▶ _Short problem_
Give the number of lines in this listing that contain the word "района", and nothing else.

▶ _Dataset rows_
▶
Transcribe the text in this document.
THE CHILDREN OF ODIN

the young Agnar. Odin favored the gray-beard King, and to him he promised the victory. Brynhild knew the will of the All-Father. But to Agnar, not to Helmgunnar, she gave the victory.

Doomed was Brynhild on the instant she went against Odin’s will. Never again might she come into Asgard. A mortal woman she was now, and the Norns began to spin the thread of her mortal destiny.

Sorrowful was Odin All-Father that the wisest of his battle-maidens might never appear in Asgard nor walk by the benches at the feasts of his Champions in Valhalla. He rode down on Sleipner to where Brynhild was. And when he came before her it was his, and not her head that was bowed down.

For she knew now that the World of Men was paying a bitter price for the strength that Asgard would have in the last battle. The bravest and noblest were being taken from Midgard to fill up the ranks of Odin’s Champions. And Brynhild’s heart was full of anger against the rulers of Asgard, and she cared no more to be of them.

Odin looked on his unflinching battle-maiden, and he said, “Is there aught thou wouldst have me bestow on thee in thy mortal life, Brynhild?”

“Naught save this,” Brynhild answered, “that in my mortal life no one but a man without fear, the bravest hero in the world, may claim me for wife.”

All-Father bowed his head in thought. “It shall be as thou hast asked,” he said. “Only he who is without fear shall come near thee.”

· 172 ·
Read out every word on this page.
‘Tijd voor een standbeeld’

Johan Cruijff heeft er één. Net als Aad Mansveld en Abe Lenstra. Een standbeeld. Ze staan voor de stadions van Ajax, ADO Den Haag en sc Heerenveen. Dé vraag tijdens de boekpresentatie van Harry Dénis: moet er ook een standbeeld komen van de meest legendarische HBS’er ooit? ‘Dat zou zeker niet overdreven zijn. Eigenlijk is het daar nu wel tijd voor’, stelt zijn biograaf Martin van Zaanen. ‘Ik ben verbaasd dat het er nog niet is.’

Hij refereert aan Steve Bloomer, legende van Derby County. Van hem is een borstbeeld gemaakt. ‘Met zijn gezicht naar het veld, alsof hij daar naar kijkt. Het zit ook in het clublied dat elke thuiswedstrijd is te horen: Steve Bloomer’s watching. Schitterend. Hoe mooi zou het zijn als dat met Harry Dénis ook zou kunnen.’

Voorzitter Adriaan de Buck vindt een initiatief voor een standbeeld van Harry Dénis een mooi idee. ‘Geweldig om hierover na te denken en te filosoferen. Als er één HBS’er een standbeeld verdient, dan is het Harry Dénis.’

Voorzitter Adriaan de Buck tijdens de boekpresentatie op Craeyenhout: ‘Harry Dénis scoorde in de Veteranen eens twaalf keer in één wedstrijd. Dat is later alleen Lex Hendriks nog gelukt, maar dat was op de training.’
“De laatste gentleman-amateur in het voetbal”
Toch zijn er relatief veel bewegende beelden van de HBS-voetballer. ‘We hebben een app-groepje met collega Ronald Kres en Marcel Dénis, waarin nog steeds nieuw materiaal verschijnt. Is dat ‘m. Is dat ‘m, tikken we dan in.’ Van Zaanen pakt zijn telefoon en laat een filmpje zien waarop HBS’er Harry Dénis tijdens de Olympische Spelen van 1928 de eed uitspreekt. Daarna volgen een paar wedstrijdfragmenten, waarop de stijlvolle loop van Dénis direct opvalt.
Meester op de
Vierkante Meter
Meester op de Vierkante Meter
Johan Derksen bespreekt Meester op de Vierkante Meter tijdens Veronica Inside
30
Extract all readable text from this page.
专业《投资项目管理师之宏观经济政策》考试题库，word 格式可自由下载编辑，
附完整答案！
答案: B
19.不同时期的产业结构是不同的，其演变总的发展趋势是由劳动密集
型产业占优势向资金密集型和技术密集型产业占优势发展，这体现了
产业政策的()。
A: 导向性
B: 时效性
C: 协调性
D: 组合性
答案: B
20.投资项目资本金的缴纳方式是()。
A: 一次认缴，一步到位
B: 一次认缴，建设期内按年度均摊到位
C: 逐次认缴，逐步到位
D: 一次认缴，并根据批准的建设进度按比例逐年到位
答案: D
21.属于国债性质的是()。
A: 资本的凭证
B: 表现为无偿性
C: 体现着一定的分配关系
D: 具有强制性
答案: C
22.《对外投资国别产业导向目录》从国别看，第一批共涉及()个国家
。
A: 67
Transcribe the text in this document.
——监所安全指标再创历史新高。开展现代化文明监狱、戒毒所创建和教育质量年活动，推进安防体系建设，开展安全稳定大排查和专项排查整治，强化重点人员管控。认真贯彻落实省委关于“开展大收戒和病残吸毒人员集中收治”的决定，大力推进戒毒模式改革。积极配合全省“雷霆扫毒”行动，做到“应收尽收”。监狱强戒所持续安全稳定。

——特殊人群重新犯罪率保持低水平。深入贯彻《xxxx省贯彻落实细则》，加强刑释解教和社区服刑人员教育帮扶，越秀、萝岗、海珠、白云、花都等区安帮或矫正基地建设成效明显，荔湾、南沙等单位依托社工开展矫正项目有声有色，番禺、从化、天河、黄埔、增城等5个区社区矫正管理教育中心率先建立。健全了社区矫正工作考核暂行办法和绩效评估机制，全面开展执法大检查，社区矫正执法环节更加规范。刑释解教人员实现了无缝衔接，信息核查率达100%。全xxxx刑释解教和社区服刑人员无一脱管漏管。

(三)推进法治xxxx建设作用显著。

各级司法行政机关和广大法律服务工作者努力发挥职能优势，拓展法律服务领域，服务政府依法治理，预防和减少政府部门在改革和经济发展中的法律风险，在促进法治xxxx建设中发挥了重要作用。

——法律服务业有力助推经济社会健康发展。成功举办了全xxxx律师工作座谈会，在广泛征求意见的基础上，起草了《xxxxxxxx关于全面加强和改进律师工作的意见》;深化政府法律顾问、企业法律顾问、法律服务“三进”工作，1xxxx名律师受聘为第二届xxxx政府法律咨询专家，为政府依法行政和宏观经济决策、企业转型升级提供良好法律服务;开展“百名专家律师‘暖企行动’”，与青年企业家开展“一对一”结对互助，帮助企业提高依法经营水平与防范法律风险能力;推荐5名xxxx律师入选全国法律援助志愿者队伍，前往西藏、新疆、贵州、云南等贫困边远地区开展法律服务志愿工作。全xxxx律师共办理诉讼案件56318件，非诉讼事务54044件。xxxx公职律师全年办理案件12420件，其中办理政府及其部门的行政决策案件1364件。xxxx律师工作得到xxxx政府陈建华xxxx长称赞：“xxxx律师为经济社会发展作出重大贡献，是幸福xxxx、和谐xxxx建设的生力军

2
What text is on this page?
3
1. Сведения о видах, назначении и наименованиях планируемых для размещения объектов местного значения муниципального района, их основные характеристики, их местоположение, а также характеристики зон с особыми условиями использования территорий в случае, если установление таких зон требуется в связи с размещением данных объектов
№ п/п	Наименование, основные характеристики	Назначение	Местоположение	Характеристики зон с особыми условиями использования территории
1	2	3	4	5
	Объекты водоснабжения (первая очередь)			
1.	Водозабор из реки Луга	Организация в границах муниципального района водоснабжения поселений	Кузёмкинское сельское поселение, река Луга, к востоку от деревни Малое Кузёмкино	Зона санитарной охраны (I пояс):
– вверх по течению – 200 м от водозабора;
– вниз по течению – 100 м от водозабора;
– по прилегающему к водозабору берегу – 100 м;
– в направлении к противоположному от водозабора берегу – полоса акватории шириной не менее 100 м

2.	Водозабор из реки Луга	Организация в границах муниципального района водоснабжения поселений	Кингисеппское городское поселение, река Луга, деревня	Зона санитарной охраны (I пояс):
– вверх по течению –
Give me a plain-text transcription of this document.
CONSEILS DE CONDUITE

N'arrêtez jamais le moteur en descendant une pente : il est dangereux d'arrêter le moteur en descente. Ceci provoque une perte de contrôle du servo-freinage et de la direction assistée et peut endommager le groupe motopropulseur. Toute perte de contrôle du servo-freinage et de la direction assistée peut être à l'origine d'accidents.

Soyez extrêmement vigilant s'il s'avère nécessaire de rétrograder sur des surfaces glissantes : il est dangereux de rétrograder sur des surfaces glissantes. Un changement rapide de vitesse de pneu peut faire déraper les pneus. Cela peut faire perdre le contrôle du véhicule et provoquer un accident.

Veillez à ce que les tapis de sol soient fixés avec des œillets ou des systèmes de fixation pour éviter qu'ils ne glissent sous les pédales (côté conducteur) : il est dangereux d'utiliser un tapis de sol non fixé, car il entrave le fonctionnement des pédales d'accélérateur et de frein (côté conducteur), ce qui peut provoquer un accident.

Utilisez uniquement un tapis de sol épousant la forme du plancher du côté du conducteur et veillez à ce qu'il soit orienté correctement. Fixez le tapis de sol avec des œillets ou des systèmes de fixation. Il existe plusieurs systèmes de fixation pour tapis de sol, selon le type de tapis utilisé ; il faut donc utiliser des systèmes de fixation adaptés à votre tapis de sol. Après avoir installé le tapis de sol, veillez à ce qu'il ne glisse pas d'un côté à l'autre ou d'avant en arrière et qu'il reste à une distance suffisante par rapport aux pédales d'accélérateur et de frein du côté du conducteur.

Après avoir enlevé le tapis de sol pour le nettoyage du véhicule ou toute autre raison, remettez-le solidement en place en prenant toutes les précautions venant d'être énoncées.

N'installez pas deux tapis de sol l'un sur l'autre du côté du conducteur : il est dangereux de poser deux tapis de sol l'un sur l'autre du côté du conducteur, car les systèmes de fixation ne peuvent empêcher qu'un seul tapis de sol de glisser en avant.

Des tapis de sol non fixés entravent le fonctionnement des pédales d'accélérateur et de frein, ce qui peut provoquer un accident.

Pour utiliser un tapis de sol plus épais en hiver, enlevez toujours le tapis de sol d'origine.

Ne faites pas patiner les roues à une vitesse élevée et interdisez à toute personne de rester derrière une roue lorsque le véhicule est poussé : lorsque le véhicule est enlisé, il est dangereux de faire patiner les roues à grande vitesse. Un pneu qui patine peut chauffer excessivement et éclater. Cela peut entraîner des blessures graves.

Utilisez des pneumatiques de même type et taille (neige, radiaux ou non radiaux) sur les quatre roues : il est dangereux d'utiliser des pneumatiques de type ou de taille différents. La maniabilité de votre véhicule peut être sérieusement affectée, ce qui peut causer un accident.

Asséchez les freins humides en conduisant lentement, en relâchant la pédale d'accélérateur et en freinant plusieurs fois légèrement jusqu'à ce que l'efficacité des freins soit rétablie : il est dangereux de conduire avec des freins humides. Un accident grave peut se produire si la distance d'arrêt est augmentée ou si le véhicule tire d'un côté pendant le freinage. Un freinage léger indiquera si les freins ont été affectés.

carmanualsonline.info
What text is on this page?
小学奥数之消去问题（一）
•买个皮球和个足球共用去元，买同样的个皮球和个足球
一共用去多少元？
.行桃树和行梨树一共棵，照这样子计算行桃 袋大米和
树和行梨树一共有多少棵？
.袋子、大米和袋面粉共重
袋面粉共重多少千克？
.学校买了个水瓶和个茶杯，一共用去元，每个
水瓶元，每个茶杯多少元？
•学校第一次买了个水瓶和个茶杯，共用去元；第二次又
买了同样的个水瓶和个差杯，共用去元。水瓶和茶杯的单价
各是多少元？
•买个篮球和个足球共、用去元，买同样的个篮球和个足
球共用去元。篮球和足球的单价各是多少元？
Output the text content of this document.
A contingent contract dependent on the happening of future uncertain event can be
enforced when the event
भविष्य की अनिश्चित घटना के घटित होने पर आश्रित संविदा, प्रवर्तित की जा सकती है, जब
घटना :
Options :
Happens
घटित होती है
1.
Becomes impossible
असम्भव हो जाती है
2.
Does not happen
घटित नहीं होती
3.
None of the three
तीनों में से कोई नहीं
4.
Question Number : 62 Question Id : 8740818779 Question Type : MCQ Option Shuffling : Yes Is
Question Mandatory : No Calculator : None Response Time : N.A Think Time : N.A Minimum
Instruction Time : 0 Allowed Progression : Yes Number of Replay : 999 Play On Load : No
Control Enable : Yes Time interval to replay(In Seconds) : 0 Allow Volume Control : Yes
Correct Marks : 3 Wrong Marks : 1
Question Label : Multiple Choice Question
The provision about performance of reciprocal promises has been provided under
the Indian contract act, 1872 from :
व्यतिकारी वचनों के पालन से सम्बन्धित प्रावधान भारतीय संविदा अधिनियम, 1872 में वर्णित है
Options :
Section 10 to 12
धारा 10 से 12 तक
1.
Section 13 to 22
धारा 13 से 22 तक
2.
◀
▶ _Written reply_
3